● **Stored dataset items**
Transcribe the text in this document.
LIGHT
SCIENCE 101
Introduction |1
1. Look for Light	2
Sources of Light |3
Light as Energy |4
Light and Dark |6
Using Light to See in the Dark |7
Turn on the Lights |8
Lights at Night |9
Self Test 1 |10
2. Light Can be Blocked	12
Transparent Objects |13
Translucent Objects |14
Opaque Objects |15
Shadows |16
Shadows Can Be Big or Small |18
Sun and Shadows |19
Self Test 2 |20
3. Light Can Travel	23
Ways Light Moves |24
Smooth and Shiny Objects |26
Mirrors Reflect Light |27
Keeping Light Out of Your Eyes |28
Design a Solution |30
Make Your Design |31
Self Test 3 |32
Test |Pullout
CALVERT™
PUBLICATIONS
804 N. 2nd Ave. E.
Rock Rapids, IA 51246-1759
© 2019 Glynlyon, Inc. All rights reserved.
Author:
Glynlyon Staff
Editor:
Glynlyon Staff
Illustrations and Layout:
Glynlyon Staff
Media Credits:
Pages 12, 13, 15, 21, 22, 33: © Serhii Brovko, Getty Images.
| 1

● **What is needed**
Copy out each line of the entries that holds "Objects".

● **Solution for this problem**
Transparent Objects |13
Translucent Objects |14
Opaque Objects |15
Smooth and Shiny Objects |26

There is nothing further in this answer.